— START Entries supplied —

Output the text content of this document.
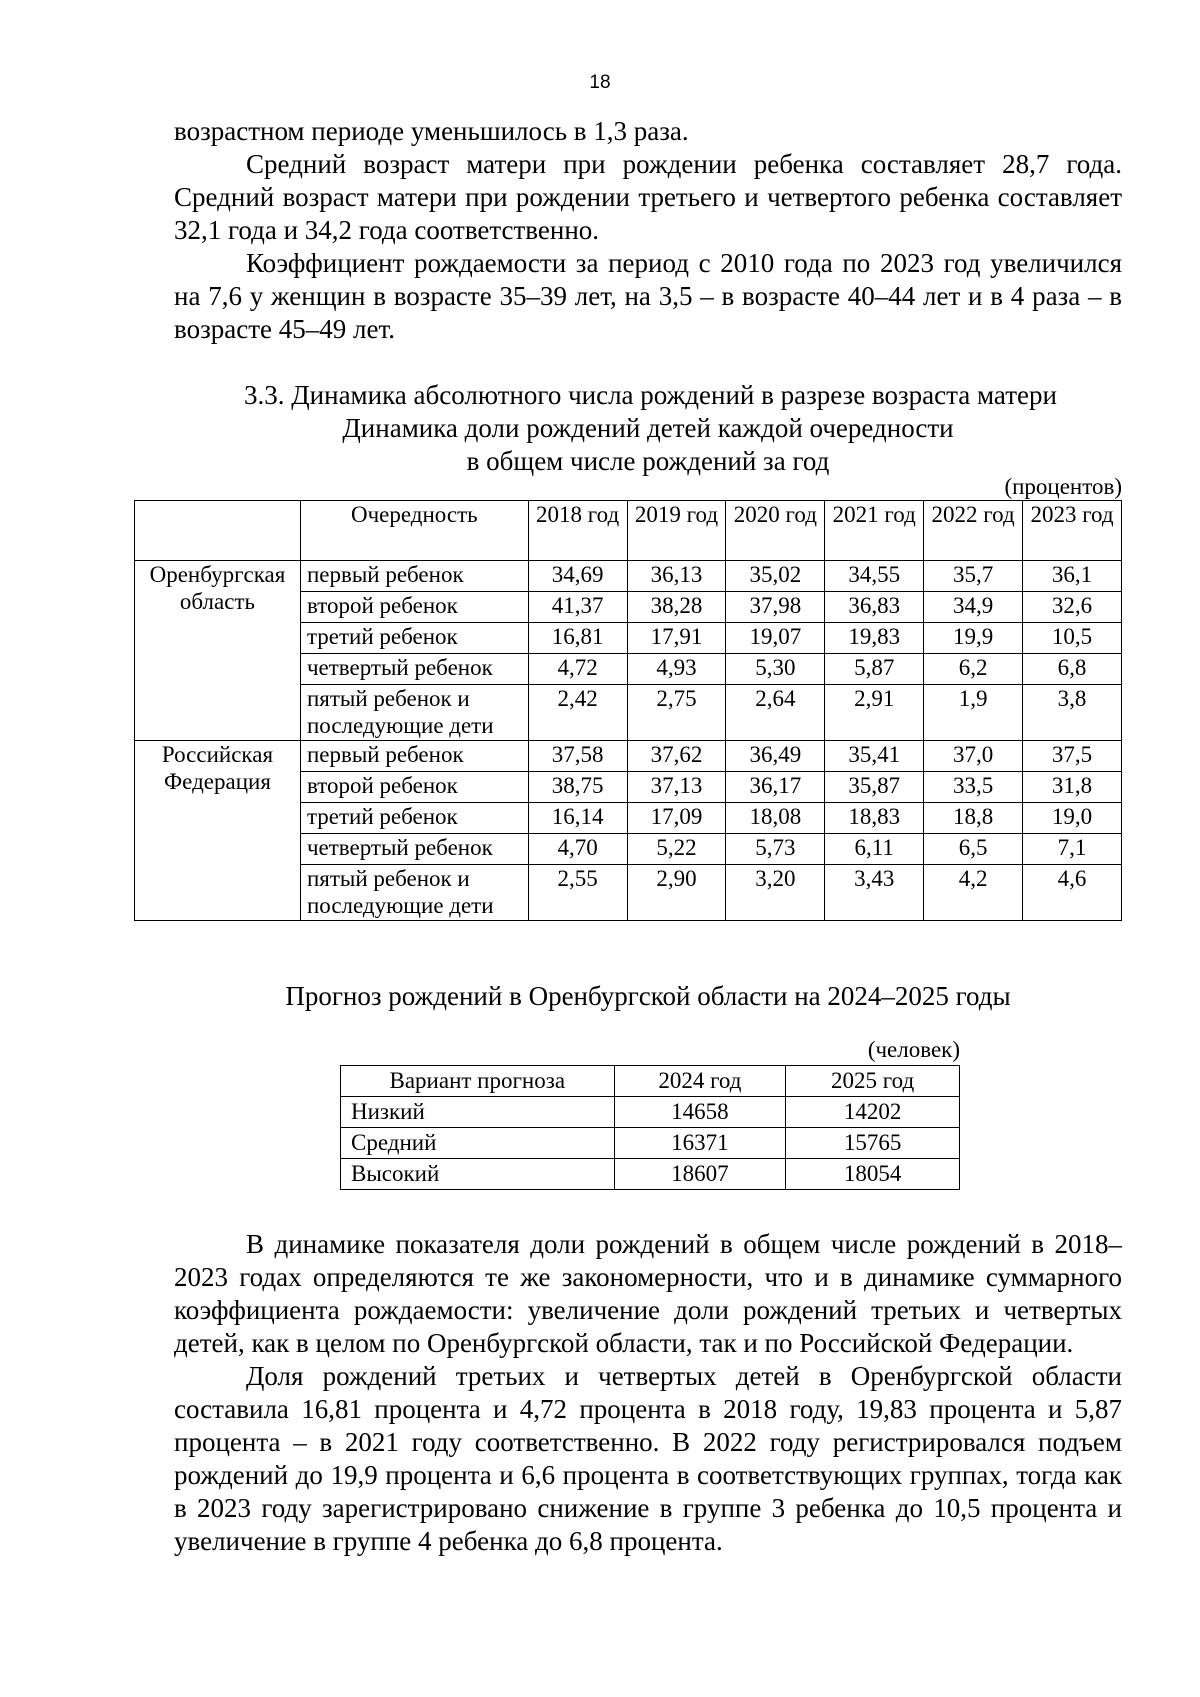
18

возрастном периоде уменьшилось в 1,3 раза.

Средний возраст матери при рождении ребенка составляет 28,7 года. Средний возраст матери при рождении третьего и четвертого ребенка составляет 32,1 года и 34,2 года соответственно.

Коэффициент рождаемости за период с 2010 года по 2023 год увеличился на 7,6 у женщин в возрасте 35–39 лет, на 3,5 – в возрасте 40–44 лет и в 4 раза – в возрасте 45–49 лет.

3.3. Динамика абсолютного числа рождений в разрезе возраста матери
Динамика доли рождений детей каждой очередности
в общем числе рождений за год
(процентов)
	Очередность	2018 год	2019 год	2020 год	2021 год	2022 год	2023 год
Оренбургская область	первый ребенок	34,69	36,13	35,02	34,55	35,7	36,1
	второй ребенок	41,37	38,28	37,98	36,83	34,9	32,6
	третий ребенок	16,81	17,91	19,07	19,83	19,9	10,5
	четвертый ребенок	4,72	4,93	5,30	5,87	6,2	6,8
	пятый ребенок и последующие дети	2,42	2,75	2,64	2,91	1,9	3,8
Российская Федерация	первый ребенок	37,58	37,62	36,49	35,41	37,0	37,5
	второй ребенок	38,75	37,13	36,17	35,87	33,5	31,8
	третий ребенок	16,14	17,09	18,08	18,83	18,8	19,0
	четвертый ребенок	4,70	5,22	5,73	6,11	6,5	7,1
	пятый ребенок и последующие дети	2,55	2,90	3,20	3,43	4,2	4,6
Прогноз рождений в Оренбургской области на 2024–2025 годы
(человек)
Вариант прогноза	2024 год	2025 год
Низкий	14658	14202
Средний	16371	15765
Высокий	18607	18054

В динамике показателя доли рождений в общем числе рождений в 2018–2023 годах определяются те же закономерности, что и в динамике суммарного коэффициента рождаемости: увеличение доли рождений третьих и четвертых детей, как в целом по Оренбургской области, так и по Российской Федерации.

Доля рождений третьих и четвертых детей в Оренбургской области составила 16,81 процента и 4,72 процента в 2018 году, 19,83 процента и 5,87 процента – в 2021 году соответственно. В 2022 году регистрировался подъем рождений до 19,9 процента и 6,6 процента в соответствующих группах, тогда как в 2023 году зарегистрировано снижение в группе 3 ребенка до 10,5 процента и увеличение в группе 4 ребенка до 6,8 процента.
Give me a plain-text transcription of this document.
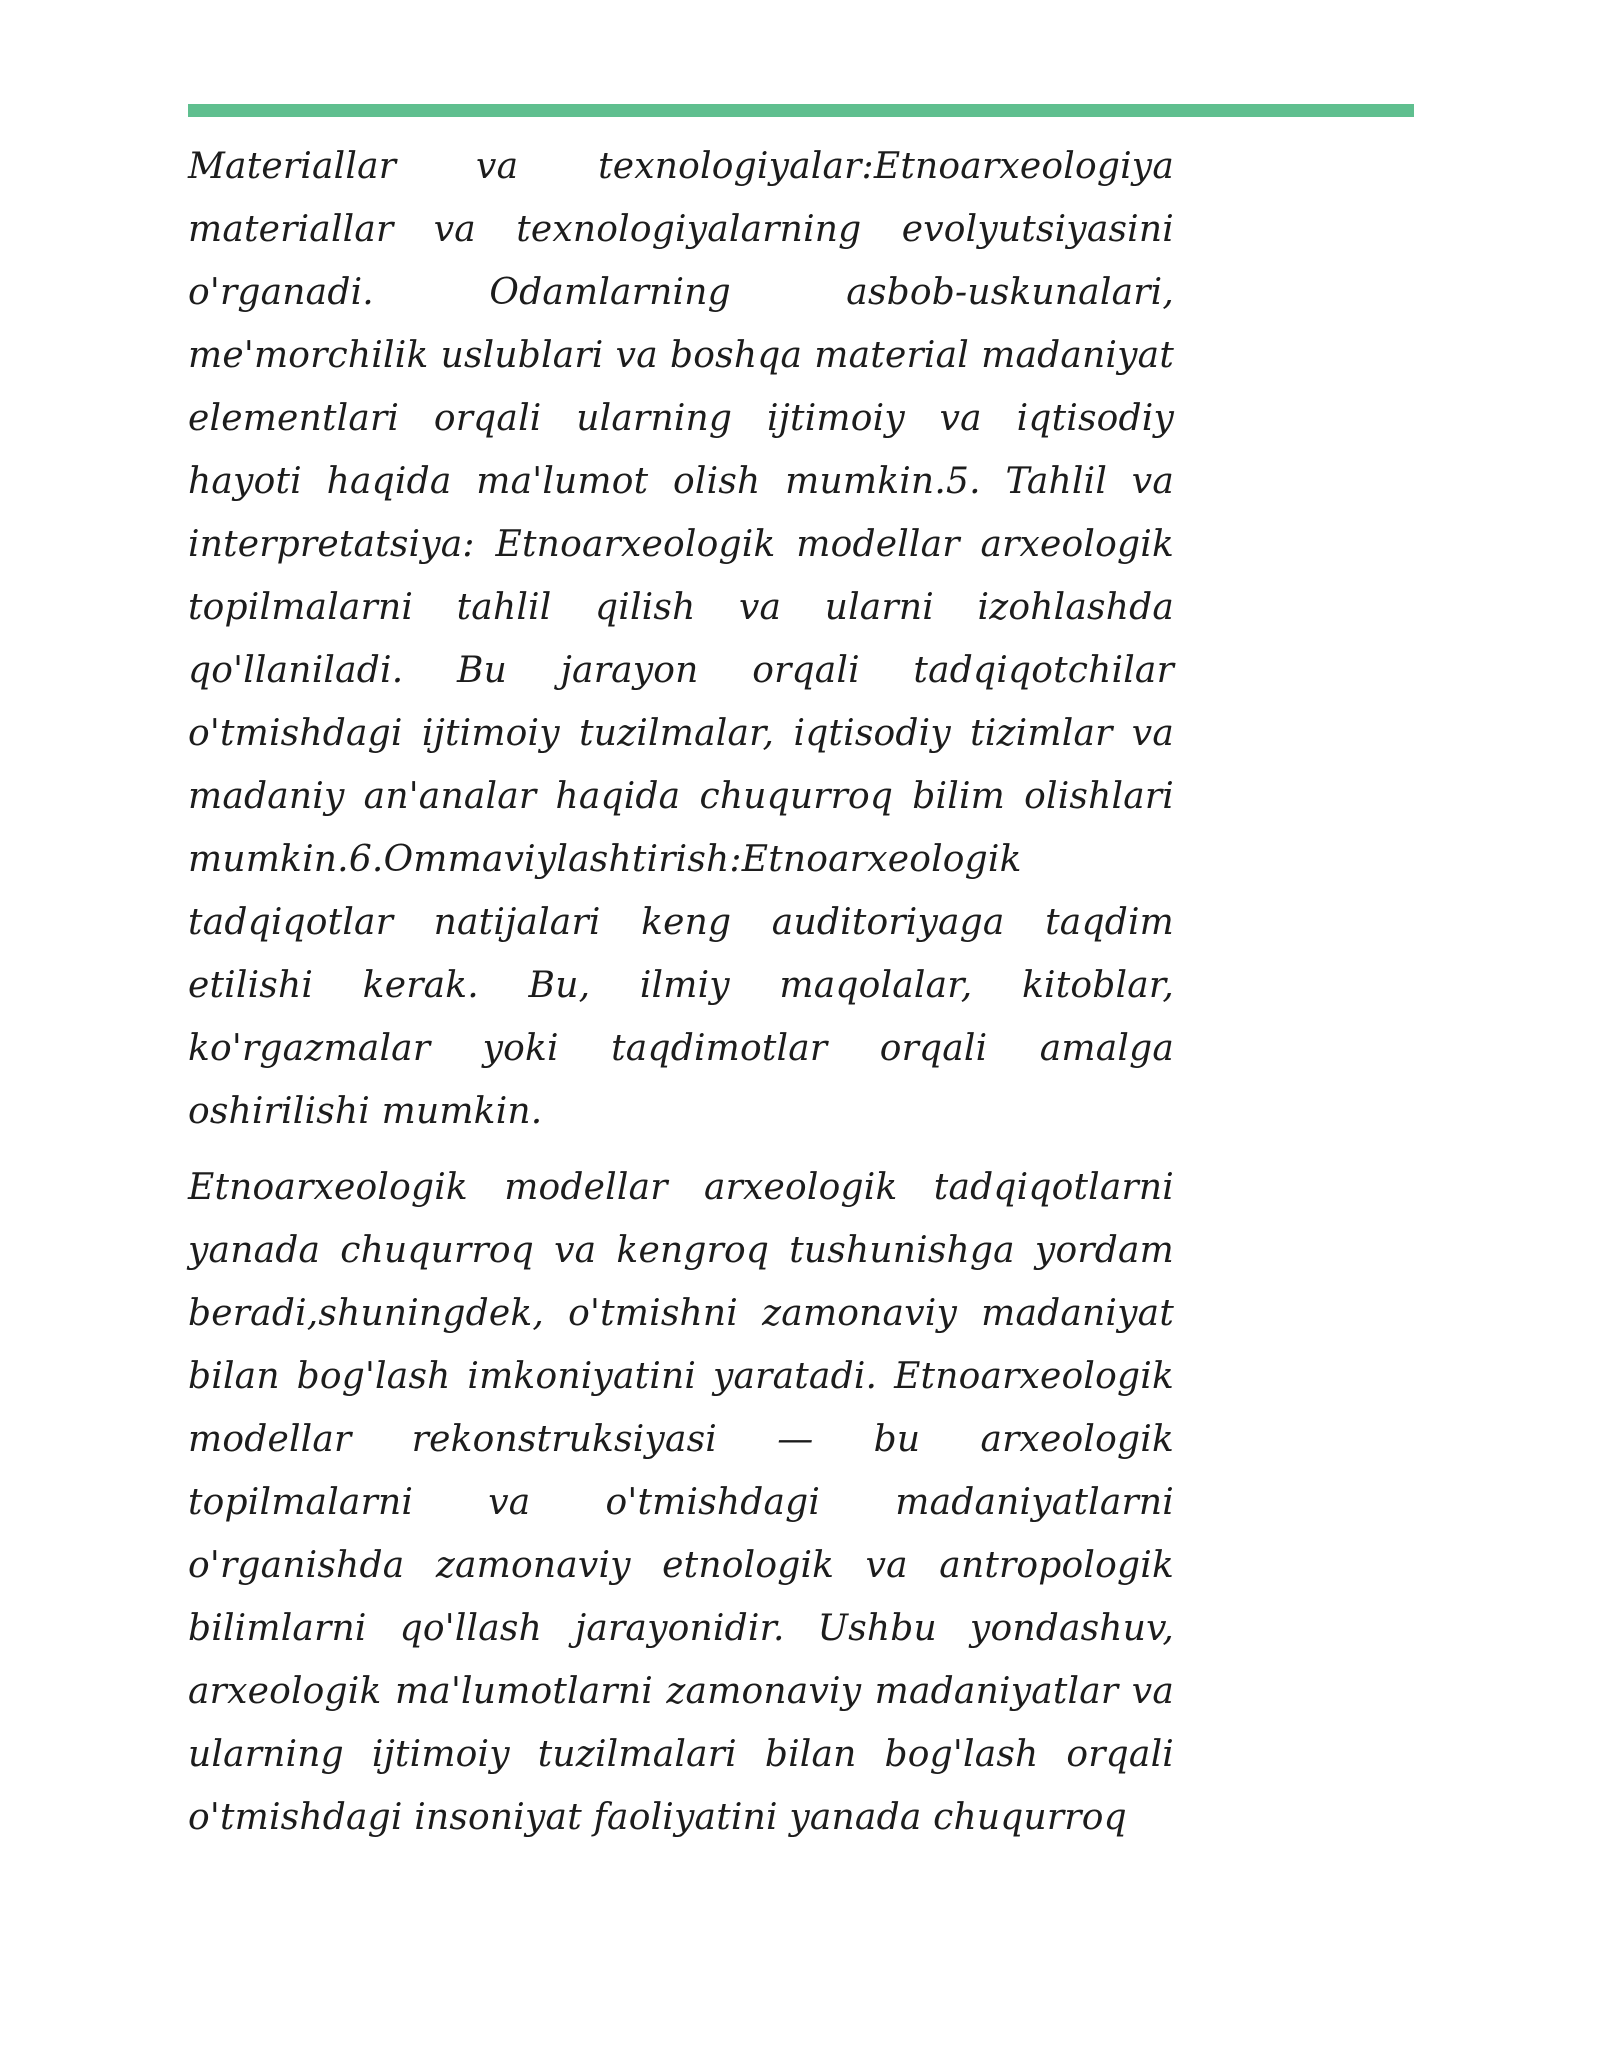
Materiallar va texnologiyalar:Etnoarxeologiya materiallar va texnologiyalarning evolyutsiyasini o'rganadi. Odamlarning asbob-uskunalari, me'morchilik uslublari va boshqa material madaniyat elementlari orqali ularning ijtimoiy va iqtisodiy hayoti haqida ma'lumot olish mumkin.5. Tahlil va interpretatsiya: Etnoarxeologik modellar arxeologik topilmalarni tahlil qilish va ularni izohlashda qo'llaniladi. Bu jarayon orqali tadqiqotchilar o'tmishdagi ijtimoiy tuzilmalar, iqtisodiy tizimlar va madaniy an'analar haqida chuqurroq bilim olishlari mumkin.6.Ommaviylashtirish:Etnoarxeologik tadqiqotlar natijalari keng auditoriyaga taqdim etilishi kerak. Bu, ilmiy maqolalar, kitoblar, ko'rgazmalar yoki taqdimotlar orqali amalga oshirilishi mumkin.

Etnoarxeologik modellar arxeologik tadqiqotlarni yanada chuqurroq va kengroq tushunishga yordam beradi,shuningdek, o'tmishni zamonaviy madaniyat bilan bog'lash imkoniyatini yaratadi. Etnoarxeologik modellar rekonstruksiyasi — bu arxeologik topilmalarni va o'tmishdagi madaniyatlarni o'rganishda zamonaviy etnologik va antropologik bilimlarni qo'llash jarayonidir. Ushbu yondashuv, arxeologik ma'lumotlarni zamonaviy madaniyatlar va ularning ijtimoiy tuzilmalari bilan bog'lash orqali o'tmishdagi insoniyat faoliyatini yanada chuqurroq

— END Entries supplied —

→ Written request: Every record must be copied exactly, with the pictures left out.

→ Written answer:
Output the text content of this document.
18

возрастном периоде уменьшилось в 1,3 раза.

Средний возраст матери при рождении ребенка составляет 28,7 года. Средний возраст матери при рождении третьего и четвертого ребенка составляет 32,1 года и 34,2 года соответственно.

Коэффициент рождаемости за период с 2010 года по 2023 год увеличился на 7,6 у женщин в возрасте 35–39 лет, на 3,5 – в возрасте 40–44 лет и в 4 раза – в возрасте 45–49 лет.

3.3. Динамика абсолютного числа рождений в разрезе возраста матери
Динамика доли рождений детей каждой очередности
в общем числе рождений за год
(процентов)
	Очередность	2018 год	2019 год	2020 год	2021 год	2022 год	2023 год
Оренбургская область	первый ребенок	34,69	36,13	35,02	34,55	35,7	36,1
	второй ребенок	41,37	38,28	37,98	36,83	34,9	32,6
	третий ребенок	16,81	17,91	19,07	19,83	19,9	10,5
	четвертый ребенок	4,72	4,93	5,30	5,87	6,2	6,8
	пятый ребенок и последующие дети	2,42	2,75	2,64	2,91	1,9	3,8
Российская Федерация	первый ребенок	37,58	37,62	36,49	35,41	37,0	37,5
	второй ребенок	38,75	37,13	36,17	35,87	33,5	31,8
	третий ребенок	16,14	17,09	18,08	18,83	18,8	19,0
	четвертый ребенок	4,70	5,22	5,73	6,11	6,5	7,1
	пятый ребенок и последующие дети	2,55	2,90	3,20	3,43	4,2	4,6
Прогноз рождений в Оренбургской области на 2024–2025 годы
(человек)
Вариант прогноза	2024 год	2025 год
Низкий	14658	14202
Средний	16371	15765
Высокий	18607	18054

В динамике показателя доли рождений в общем числе рождений в 2018–2023 годах определяются те же закономерности, что и в динамике суммарного коэффициента рождаемости: увеличение доли рождений третьих и четвертых детей, как в целом по Оренбургской области, так и по Российской Федерации.

Доля рождений третьих и четвертых детей в Оренбургской области составила 16,81 процента и 4,72 процента в 2018 году, 19,83 процента и 5,87 процента – в 2021 году соответственно. В 2022 году регистрировался подъем рождений до 19,9 процента и 6,6 процента в соответствующих группах, тогда как в 2023 году зарегистрировано снижение в группе 3 ребенка до 10,5 процента и увеличение в группе 4 ребенка до 6,8 процента.
Give me a plain-text transcription of this document.
Materiallar va texnologiyalar:Etnoarxeologiya materiallar va texnologiyalarning evolyutsiyasini o'rganadi. Odamlarning asbob-uskunalari, me'morchilik uslublari va boshqa material madaniyat elementlari orqali ularning ijtimoiy va iqtisodiy hayoti haqida ma'lumot olish mumkin.5. Tahlil va interpretatsiya: Etnoarxeologik modellar arxeologik topilmalarni tahlil qilish va ularni izohlashda qo'llaniladi. Bu jarayon orqali tadqiqotchilar o'tmishdagi ijtimoiy tuzilmalar, iqtisodiy tizimlar va madaniy an'analar haqida chuqurroq bilim olishlari mumkin.6.Ommaviylashtirish:Etnoarxeologik tadqiqotlar natijalari keng auditoriyaga taqdim etilishi kerak. Bu, ilmiy maqolalar, kitoblar, ko'rgazmalar yoki taqdimotlar orqali amalga oshirilishi mumkin.

Etnoarxeologik modellar arxeologik tadqiqotlarni yanada chuqurroq va kengroq tushunishga yordam beradi,shuningdek, o'tmishni zamonaviy madaniyat bilan bog'lash imkoniyatini yaratadi. Etnoarxeologik modellar rekonstruksiyasi — bu arxeologik topilmalarni va o'tmishdagi madaniyatlarni o'rganishda zamonaviy etnologik va antropologik bilimlarni qo'llash jarayonidir. Ushbu yondashuv, arxeologik ma'lumotlarni zamonaviy madaniyatlar va ularning ijtimoiy tuzilmalari bilan bog'lash orqali o'tmishdagi insoniyat faoliyatini yanada chuqurroq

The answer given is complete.